(Dataset entries)
╔══

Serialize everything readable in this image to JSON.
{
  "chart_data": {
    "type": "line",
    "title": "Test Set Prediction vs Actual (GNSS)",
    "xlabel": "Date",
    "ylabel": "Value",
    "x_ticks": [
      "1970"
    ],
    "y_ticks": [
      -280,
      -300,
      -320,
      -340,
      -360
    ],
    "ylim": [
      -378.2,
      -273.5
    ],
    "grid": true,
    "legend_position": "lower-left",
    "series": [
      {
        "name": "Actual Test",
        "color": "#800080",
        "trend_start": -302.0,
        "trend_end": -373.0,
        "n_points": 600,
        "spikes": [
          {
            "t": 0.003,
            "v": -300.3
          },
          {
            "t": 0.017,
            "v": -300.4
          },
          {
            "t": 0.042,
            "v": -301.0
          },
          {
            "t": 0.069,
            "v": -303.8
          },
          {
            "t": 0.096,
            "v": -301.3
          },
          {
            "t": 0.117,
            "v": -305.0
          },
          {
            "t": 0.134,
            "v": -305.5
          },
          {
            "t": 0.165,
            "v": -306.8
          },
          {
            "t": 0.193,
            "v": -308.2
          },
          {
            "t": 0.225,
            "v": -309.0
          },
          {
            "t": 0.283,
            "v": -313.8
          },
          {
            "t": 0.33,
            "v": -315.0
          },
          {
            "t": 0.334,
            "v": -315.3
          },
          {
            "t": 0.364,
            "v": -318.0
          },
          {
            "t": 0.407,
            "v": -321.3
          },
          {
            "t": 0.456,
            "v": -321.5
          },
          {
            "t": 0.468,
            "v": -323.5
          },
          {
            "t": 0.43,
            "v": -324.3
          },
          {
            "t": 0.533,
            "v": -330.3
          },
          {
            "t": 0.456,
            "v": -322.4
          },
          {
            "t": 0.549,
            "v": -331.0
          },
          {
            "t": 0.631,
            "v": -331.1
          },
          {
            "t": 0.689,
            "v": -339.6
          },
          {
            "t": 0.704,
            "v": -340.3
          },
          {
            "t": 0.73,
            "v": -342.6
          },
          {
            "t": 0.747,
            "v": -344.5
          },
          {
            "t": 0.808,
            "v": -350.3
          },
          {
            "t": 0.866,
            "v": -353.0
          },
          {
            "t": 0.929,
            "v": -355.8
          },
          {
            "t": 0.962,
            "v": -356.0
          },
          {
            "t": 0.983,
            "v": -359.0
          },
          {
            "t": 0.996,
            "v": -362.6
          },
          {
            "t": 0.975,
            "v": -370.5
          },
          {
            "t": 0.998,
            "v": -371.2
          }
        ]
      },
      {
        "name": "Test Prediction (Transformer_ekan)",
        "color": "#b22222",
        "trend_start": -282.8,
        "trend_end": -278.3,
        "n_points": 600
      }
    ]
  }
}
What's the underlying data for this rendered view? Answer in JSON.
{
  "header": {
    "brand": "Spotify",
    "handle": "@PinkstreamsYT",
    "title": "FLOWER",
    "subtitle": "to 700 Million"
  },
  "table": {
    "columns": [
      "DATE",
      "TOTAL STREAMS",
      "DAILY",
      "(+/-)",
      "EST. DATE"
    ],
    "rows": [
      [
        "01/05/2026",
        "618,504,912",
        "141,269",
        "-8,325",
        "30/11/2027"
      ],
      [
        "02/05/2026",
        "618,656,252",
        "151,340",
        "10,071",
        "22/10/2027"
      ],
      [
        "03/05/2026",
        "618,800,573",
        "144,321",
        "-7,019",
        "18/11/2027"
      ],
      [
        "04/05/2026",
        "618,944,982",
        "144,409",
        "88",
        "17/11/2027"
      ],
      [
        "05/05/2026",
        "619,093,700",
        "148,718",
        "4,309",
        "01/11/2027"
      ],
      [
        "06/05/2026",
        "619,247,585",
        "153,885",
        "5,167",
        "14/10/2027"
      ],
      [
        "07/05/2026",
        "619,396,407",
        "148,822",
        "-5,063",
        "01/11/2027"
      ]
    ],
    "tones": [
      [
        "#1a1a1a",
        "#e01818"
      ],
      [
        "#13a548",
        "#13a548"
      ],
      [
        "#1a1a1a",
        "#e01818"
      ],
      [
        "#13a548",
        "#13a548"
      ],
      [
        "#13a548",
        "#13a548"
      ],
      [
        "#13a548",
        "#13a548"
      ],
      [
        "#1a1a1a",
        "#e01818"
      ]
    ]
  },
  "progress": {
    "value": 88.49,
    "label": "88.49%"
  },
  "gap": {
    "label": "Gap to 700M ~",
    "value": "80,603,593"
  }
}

╚══

◆ **Exercise prompt**:
Search the entries for the word "Actual", then gather every line that has it.

◆ **Exercise answer**:
    "title": "Test Set Prediction vs Actual (GNSS)",
        "name": "Actual Test",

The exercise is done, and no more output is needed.